>> Begin Source data
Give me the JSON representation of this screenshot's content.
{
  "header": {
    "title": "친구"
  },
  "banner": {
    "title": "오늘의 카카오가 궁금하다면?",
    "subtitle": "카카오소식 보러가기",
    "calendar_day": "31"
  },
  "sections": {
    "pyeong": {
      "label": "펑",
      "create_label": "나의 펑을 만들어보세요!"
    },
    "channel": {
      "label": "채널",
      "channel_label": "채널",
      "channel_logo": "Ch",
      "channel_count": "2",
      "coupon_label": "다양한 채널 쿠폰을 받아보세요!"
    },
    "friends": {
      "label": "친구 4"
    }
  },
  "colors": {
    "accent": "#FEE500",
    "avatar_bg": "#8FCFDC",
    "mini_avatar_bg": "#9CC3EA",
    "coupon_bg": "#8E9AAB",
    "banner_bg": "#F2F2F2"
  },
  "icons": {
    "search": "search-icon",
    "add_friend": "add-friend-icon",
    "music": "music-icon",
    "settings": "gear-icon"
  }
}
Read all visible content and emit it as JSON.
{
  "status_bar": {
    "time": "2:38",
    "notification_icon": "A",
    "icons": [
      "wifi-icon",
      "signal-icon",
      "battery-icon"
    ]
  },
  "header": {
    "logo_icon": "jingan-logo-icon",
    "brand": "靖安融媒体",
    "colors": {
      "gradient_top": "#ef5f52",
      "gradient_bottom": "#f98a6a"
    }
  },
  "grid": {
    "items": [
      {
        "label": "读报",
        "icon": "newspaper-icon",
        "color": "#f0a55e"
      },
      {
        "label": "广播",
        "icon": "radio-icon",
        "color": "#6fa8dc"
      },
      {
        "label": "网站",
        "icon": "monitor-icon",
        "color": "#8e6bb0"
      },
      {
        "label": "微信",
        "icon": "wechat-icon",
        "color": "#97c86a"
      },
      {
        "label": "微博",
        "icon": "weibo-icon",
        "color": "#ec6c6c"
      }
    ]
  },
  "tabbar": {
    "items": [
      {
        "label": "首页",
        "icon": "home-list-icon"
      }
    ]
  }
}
>> End Source data
* [The task]: Copy each line above that contains the string "JSON".

* [Worked solution]:
Give me the JSON representation of this screenshot's content.
Read all visible content and emit it as JSON.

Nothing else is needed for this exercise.